_Problem to work on_
Print each of the entries exactly, leaving nothing out.
── Given records
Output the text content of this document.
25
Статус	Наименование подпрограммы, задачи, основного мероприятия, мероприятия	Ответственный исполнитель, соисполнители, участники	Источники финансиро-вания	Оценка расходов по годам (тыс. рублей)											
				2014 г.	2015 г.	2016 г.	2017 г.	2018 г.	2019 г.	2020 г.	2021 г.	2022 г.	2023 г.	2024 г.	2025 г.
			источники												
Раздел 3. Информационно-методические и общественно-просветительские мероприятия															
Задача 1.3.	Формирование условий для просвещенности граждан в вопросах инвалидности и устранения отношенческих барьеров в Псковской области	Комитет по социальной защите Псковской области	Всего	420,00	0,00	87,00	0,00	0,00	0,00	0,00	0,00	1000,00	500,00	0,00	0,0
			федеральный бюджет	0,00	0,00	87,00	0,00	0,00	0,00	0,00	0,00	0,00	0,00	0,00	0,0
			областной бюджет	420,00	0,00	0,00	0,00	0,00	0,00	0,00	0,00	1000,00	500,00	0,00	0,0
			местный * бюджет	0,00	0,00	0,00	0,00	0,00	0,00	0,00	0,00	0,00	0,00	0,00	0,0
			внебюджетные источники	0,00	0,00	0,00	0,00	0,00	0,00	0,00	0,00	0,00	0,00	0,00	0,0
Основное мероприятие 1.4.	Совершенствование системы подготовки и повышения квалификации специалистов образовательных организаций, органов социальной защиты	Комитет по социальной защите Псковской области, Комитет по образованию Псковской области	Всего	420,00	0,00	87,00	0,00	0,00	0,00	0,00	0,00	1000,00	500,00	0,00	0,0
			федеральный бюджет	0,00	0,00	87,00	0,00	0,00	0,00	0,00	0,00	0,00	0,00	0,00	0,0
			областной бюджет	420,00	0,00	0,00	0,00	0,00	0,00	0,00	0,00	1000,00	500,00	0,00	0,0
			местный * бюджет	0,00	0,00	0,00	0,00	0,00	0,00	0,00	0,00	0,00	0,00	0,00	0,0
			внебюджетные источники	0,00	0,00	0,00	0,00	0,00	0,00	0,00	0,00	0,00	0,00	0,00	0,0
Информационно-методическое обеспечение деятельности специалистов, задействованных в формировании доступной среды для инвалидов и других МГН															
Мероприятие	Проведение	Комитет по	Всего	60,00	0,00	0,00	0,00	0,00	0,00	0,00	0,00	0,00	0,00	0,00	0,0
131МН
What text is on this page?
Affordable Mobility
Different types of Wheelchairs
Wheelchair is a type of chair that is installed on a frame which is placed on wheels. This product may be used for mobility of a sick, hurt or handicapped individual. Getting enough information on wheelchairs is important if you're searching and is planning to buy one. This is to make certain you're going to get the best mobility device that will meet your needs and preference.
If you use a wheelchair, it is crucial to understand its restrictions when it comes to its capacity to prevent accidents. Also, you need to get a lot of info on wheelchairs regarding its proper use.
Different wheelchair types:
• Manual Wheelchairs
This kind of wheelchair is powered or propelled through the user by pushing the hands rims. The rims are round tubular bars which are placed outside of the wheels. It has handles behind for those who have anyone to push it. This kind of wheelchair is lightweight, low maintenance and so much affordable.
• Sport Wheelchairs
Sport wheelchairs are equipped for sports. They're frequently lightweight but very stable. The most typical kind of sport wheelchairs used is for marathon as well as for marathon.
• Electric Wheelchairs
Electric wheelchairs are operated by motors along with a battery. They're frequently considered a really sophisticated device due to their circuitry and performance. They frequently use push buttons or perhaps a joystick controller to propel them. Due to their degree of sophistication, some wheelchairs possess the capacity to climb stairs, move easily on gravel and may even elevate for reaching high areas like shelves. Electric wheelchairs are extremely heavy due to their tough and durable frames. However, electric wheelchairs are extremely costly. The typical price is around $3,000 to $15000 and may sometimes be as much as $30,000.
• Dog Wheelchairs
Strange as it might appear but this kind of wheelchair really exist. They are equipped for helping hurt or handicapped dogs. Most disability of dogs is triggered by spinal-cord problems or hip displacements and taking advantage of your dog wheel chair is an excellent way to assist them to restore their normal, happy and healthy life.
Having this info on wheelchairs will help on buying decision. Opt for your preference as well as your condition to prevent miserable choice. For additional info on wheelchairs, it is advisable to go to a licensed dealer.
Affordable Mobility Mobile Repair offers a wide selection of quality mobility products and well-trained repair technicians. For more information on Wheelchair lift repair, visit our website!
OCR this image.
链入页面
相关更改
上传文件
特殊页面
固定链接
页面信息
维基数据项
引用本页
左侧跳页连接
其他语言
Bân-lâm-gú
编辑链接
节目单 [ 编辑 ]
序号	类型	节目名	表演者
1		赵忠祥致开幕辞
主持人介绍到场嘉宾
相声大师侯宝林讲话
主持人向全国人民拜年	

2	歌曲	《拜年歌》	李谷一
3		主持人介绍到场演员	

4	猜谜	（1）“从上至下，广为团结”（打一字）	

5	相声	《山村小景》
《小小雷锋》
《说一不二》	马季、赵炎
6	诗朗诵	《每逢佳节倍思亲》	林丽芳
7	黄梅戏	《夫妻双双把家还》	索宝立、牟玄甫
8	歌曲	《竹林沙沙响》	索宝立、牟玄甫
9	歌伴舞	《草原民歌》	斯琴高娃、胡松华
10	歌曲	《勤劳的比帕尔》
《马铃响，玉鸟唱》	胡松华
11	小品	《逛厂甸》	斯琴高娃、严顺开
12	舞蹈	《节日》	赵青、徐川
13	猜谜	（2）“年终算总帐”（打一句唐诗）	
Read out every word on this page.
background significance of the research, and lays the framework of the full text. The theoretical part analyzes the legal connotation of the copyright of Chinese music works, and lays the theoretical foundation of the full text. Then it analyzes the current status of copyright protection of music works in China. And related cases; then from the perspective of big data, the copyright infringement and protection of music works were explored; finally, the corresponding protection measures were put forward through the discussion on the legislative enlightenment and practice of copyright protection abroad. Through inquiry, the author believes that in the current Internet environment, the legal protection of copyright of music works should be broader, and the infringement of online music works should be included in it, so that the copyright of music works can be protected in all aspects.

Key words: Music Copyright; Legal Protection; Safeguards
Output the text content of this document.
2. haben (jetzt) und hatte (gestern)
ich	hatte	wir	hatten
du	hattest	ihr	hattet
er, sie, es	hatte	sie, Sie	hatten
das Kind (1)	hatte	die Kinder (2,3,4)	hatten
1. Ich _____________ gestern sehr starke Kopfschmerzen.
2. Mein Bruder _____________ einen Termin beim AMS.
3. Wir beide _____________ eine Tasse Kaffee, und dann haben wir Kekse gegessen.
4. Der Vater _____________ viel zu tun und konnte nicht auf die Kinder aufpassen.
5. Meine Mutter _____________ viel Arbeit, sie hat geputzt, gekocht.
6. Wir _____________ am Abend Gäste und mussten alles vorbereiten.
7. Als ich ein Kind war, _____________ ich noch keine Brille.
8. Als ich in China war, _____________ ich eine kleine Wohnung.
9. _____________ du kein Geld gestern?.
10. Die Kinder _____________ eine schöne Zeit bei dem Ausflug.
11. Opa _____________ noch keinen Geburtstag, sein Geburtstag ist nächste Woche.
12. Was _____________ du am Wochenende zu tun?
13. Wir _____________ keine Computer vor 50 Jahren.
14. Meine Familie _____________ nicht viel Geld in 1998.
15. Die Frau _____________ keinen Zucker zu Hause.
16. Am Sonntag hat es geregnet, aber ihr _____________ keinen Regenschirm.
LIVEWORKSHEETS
────
_The completed task_
Output the text content of this document.
25
Статус	Наименование подпрограммы, задачи, основного мероприятия, мероприятия	Ответственный исполнитель, соисполнители, участники	Источники финансиро-вания	Оценка расходов по годам (тыс. рублей)											
				2014 г.	2015 г.	2016 г.	2017 г.	2018 г.	2019 г.	2020 г.	2021 г.	2022 г.	2023 г.	2024 г.	2025 г.
			источники												
Раздел 3. Информационно-методические и общественно-просветительские мероприятия															
Задача 1.3.	Формирование условий для просвещенности граждан в вопросах инвалидности и устранения отношенческих барьеров в Псковской области	Комитет по социальной защите Псковской области	Всего	420,00	0,00	87,00	0,00	0,00	0,00	0,00	0,00	1000,00	500,00	0,00	0,0
			федеральный бюджет	0,00	0,00	87,00	0,00	0,00	0,00	0,00	0,00	0,00	0,00	0,00	0,0
			областной бюджет	420,00	0,00	0,00	0,00	0,00	0,00	0,00	0,00	1000,00	500,00	0,00	0,0
			местный * бюджет	0,00	0,00	0,00	0,00	0,00	0,00	0,00	0,00	0,00	0,00	0,00	0,0
			внебюджетные источники	0,00	0,00	0,00	0,00	0,00	0,00	0,00	0,00	0,00	0,00	0,00	0,0
Основное мероприятие 1.4.	Совершенствование системы подготовки и повышения квалификации специалистов образовательных организаций, органов социальной защиты	Комитет по социальной защите Псковской области, Комитет по образованию Псковской области	Всего	420,00	0,00	87,00	0,00	0,00	0,00	0,00	0,00	1000,00	500,00	0,00	0,0
			федеральный бюджет	0,00	0,00	87,00	0,00	0,00	0,00	0,00	0,00	0,00	0,00	0,00	0,0
			областной бюджет	420,00	0,00	0,00	0,00	0,00	0,00	0,00	0,00	1000,00	500,00	0,00	0,0
			местный * бюджет	0,00	0,00	0,00	0,00	0,00	0,00	0,00	0,00	0,00	0,00	0,00	0,0
			внебюджетные источники	0,00	0,00	0,00	0,00	0,00	0,00	0,00	0,00	0,00	0,00	0,00	0,0
Информационно-методическое обеспечение деятельности специалистов, задействованных в формировании доступной среды для инвалидов и других МГН															
Мероприятие	Проведение	Комитет по	Всего	60,00	0,00	0,00	0,00	0,00	0,00	0,00	0,00	0,00	0,00	0,00	0,0
131МН
What text is on this page?
Affordable Mobility
Different types of Wheelchairs
Wheelchair is a type of chair that is installed on a frame which is placed on wheels. This product may be used for mobility of a sick, hurt or handicapped individual. Getting enough information on wheelchairs is important if you're searching and is planning to buy one. This is to make certain you're going to get the best mobility device that will meet your needs and preference.
If you use a wheelchair, it is crucial to understand its restrictions when it comes to its capacity to prevent accidents. Also, you need to get a lot of info on wheelchairs regarding its proper use.
Different wheelchair types:
• Manual Wheelchairs
This kind of wheelchair is powered or propelled through the user by pushing the hands rims. The rims are round tubular bars which are placed outside of the wheels. It has handles behind for those who have anyone to push it. This kind of wheelchair is lightweight, low maintenance and so much affordable.
• Sport Wheelchairs
Sport wheelchairs are equipped for sports. They're frequently lightweight but very stable. The most typical kind of sport wheelchairs used is for marathon as well as for marathon.
• Electric Wheelchairs
Electric wheelchairs are operated by motors along with a battery. They're frequently considered a really sophisticated device due to their circuitry and performance. They frequently use push buttons or perhaps a joystick controller to propel them. Due to their degree of sophistication, some wheelchairs possess the capacity to climb stairs, move easily on gravel and may even elevate for reaching high areas like shelves. Electric wheelchairs are extremely heavy due to their tough and durable frames. However, electric wheelchairs are extremely costly. The typical price is around $3,000 to $15000 and may sometimes be as much as $30,000.
• Dog Wheelchairs
Strange as it might appear but this kind of wheelchair really exist. They are equipped for helping hurt or handicapped dogs. Most disability of dogs is triggered by spinal-cord problems or hip displacements and taking advantage of your dog wheel chair is an excellent way to assist them to restore their normal, happy and healthy life.
Having this info on wheelchairs will help on buying decision. Opt for your preference as well as your condition to prevent miserable choice. For additional info on wheelchairs, it is advisable to go to a licensed dealer.
Affordable Mobility Mobile Repair offers a wide selection of quality mobility products and well-trained repair technicians. For more information on Wheelchair lift repair, visit our website!
OCR this image.
链入页面
相关更改
上传文件
特殊页面
固定链接
页面信息
维基数据项
引用本页
左侧跳页连接
其他语言
Bân-lâm-gú
编辑链接
节目单 [ 编辑 ]
序号	类型	节目名	表演者
1		赵忠祥致开幕辞
主持人介绍到场嘉宾
相声大师侯宝林讲话
主持人向全国人民拜年	

2	歌曲	《拜年歌》	李谷一
3		主持人介绍到场演员	

4	猜谜	（1）“从上至下，广为团结”（打一字）	

5	相声	《山村小景》
《小小雷锋》
《说一不二》	马季、赵炎
6	诗朗诵	《每逢佳节倍思亲》	林丽芳
7	黄梅戏	《夫妻双双把家还》	索宝立、牟玄甫
8	歌曲	《竹林沙沙响》	索宝立、牟玄甫
9	歌伴舞	《草原民歌》	斯琴高娃、胡松华
10	歌曲	《勤劳的比帕尔》
《马铃响，玉鸟唱》	胡松华
11	小品	《逛厂甸》	斯琴高娃、严顺开
12	舞蹈	《节日》	赵青、徐川
13	猜谜	（2）“年终算总帐”（打一句唐诗）	
Read out every word on this page.
background significance of the research, and lays the framework of the full text. The theoretical part analyzes the legal connotation of the copyright of Chinese music works, and lays the theoretical foundation of the full text. Then it analyzes the current status of copyright protection of music works in China. And related cases; then from the perspective of big data, the copyright infringement and protection of music works were explored; finally, the corresponding protection measures were put forward through the discussion on the legislative enlightenment and practice of copyright protection abroad. Through inquiry, the author believes that in the current Internet environment, the legal protection of copyright of music works should be broader, and the infringement of online music works should be included in it, so that the copyright of music works can be protected in all aspects.

Key words: Music Copyright; Legal Protection; Safeguards
Output the text content of this document.
2. haben (jetzt) und hatte (gestern)
ich	hatte	wir	hatten
du	hattest	ihr	hattet
er, sie, es	hatte	sie, Sie	hatten
das Kind (1)	hatte	die Kinder (2,3,4)	hatten
1. Ich _____________ gestern sehr starke Kopfschmerzen.
2. Mein Bruder _____________ einen Termin beim AMS.
3. Wir beide _____________ eine Tasse Kaffee, und dann haben wir Kekse gegessen.
4. Der Vater _____________ viel zu tun und konnte nicht auf die Kinder aufpassen.
5. Meine Mutter _____________ viel Arbeit, sie hat geputzt, gekocht.
6. Wir _____________ am Abend Gäste und mussten alles vorbereiten.
7. Als ich ein Kind war, _____________ ich noch keine Brille.
8. Als ich in China war, _____________ ich eine kleine Wohnung.
9. _____________ du kein Geld gestern?.
10. Die Kinder _____________ eine schöne Zeit bei dem Ausflug.
11. Opa _____________ noch keinen Geburtstag, sein Geburtstag ist nächste Woche.
12. Was _____________ du am Wochenende zu tun?
13. Wir _____________ keine Computer vor 50 Jahren.
14. Meine Familie _____________ nicht viel Geld in 1998.
15. Die Frau _____________ keinen Zucker zu Hause.
16. Am Sonntag hat es geregnet, aber ihr _____________ keinen Regenschirm.
LIVEWORKSHEETS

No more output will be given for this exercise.